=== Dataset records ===
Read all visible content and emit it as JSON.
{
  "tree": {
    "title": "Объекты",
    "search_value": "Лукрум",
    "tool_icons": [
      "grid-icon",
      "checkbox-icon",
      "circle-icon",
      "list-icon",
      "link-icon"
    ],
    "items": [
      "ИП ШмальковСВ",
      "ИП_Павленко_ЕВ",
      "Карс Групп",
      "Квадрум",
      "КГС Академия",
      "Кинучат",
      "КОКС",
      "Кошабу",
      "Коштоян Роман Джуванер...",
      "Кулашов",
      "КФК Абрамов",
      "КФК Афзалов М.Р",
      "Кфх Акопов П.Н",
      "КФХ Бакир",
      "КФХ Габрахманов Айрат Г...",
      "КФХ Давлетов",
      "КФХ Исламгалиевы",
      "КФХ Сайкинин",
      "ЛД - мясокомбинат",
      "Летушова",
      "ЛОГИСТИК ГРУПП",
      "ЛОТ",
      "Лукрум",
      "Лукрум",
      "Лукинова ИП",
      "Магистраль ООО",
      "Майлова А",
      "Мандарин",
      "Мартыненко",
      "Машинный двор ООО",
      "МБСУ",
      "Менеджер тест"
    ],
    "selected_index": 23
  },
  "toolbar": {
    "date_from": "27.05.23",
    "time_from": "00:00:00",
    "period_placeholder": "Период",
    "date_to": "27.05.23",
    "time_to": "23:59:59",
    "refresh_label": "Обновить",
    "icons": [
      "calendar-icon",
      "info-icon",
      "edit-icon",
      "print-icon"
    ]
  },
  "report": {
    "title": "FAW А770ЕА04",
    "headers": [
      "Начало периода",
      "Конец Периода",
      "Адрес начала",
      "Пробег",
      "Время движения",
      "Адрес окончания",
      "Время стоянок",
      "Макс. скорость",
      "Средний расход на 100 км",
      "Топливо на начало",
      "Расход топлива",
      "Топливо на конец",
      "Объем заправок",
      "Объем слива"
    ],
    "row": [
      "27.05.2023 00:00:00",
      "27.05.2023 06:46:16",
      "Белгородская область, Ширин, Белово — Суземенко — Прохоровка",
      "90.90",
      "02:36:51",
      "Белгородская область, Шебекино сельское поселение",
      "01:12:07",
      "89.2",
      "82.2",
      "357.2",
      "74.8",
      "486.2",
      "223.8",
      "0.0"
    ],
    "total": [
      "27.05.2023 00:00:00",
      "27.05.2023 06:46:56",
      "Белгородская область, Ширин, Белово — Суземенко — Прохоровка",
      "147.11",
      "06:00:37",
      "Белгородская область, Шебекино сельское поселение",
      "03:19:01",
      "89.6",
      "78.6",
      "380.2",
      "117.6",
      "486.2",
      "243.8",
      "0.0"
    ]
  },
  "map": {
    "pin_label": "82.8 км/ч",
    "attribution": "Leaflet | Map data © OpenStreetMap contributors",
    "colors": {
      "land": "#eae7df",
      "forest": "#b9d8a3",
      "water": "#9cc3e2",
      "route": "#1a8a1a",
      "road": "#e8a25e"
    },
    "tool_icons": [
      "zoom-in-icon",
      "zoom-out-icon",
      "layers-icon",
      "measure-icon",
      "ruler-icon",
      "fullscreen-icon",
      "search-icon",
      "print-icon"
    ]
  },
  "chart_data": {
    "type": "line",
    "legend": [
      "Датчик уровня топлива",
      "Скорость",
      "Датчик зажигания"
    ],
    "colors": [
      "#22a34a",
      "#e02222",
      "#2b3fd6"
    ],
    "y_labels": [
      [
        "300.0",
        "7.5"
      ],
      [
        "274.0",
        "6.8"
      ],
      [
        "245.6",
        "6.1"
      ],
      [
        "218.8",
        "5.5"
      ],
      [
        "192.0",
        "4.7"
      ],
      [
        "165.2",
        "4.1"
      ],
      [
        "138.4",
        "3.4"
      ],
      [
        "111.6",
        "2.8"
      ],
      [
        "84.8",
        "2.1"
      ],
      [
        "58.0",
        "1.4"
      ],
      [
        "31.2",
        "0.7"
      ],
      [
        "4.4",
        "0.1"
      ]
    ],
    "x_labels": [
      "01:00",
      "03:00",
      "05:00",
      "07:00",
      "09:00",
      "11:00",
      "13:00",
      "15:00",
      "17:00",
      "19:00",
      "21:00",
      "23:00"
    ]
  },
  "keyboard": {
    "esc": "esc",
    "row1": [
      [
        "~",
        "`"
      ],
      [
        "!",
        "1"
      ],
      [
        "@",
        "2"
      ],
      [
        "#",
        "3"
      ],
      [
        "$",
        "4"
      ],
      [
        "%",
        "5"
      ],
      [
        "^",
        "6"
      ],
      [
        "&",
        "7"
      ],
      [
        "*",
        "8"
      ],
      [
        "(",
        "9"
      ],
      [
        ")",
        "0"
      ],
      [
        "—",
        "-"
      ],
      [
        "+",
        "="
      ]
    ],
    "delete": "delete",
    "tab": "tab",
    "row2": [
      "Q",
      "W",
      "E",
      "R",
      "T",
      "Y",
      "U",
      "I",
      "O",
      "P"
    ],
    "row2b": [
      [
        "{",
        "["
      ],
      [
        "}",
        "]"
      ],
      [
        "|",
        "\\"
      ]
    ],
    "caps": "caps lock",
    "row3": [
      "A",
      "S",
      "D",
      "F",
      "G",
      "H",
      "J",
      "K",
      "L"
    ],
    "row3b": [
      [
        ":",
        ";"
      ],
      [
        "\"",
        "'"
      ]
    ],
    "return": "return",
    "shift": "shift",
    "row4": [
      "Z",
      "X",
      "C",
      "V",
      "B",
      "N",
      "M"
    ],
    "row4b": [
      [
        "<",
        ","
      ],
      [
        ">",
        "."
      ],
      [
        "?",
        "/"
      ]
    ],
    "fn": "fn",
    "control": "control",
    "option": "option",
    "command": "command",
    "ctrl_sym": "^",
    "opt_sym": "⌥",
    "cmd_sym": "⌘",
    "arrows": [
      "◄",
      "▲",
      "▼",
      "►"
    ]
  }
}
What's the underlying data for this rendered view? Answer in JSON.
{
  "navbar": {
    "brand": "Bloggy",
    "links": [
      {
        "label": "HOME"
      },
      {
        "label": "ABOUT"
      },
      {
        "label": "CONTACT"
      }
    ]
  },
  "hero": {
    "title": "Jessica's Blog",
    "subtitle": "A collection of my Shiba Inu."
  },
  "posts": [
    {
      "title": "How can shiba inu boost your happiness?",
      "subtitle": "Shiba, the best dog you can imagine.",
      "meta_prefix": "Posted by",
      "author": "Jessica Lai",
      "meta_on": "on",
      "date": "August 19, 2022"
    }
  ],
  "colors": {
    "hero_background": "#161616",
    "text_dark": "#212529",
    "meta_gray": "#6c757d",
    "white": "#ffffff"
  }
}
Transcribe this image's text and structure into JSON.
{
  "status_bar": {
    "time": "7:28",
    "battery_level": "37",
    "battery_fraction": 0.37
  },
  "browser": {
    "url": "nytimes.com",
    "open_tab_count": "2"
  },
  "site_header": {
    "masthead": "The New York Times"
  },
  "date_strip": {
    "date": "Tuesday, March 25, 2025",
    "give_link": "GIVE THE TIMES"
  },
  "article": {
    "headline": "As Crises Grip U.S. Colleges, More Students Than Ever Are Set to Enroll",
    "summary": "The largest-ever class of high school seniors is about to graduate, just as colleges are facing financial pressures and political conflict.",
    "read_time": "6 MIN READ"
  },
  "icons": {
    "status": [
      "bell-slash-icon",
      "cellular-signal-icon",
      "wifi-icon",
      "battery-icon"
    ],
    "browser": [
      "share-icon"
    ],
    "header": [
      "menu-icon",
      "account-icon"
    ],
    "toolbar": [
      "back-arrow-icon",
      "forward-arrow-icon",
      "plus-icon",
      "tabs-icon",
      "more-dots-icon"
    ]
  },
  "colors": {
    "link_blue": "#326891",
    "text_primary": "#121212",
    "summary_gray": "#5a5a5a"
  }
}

=== GIVEN INSTRUCTION ===
Look through the entries above and list every line containing "JSON".

=== TASK SOLUTION ===
Read all visible content and emit it as JSON.
What's the underlying data for this rendered view? Answer in JSON.
Transcribe this image's text and structure into JSON.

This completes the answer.